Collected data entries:
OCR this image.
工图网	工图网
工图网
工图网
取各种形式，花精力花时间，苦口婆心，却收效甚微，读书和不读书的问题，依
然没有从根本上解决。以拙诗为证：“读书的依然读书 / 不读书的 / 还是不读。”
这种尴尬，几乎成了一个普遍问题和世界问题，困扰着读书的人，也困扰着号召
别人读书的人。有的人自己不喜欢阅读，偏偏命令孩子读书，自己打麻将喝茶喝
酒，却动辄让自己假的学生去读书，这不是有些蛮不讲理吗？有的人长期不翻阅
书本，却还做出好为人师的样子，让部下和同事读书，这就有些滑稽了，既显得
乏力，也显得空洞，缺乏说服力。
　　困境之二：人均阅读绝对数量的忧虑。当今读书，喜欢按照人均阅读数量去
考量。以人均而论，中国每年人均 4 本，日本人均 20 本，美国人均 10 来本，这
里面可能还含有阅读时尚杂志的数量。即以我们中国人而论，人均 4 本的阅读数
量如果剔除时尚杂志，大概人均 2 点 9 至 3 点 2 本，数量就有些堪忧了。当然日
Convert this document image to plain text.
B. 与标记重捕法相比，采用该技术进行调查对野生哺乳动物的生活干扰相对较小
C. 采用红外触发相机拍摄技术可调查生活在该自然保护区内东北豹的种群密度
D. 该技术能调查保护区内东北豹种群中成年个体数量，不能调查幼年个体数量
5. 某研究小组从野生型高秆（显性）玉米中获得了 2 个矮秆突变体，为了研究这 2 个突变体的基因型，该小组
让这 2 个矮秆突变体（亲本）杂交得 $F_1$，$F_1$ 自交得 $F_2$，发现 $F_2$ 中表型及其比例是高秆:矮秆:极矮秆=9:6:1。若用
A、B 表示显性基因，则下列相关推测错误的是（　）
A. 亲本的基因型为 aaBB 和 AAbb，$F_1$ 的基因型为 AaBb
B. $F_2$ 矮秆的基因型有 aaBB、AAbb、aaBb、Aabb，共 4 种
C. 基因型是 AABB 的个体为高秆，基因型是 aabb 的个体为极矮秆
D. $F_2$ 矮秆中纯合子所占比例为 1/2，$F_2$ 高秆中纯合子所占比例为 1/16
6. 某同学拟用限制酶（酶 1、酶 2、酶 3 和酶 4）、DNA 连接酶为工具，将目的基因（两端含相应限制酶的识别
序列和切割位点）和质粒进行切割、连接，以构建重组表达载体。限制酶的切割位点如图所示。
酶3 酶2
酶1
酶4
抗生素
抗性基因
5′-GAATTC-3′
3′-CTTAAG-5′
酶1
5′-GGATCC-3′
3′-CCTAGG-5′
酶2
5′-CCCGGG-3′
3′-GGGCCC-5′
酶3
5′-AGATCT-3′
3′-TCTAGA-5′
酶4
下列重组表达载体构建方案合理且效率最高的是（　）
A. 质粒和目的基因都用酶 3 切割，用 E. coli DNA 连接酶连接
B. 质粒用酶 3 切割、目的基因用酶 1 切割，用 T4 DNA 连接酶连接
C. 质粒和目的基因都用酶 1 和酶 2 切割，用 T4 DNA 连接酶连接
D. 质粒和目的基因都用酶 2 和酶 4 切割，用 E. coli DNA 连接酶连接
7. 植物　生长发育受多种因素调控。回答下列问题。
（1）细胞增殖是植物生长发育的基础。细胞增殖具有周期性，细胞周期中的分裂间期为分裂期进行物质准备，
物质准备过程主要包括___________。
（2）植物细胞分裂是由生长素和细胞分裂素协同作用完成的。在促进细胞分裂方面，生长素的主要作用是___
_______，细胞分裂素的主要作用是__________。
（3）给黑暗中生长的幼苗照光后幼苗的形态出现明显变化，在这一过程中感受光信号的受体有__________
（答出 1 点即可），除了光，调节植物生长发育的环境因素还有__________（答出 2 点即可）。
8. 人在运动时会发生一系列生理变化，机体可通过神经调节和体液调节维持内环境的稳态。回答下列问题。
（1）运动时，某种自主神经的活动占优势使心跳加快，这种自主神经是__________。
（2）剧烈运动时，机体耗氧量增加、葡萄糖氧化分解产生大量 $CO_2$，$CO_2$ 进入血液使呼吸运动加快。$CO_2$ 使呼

* [Work to be completed]:
Among the entries above, how many lines hold the string "质粒和目的基因都用酶"? Respond with nothing but the number.

* [Task solution]:
3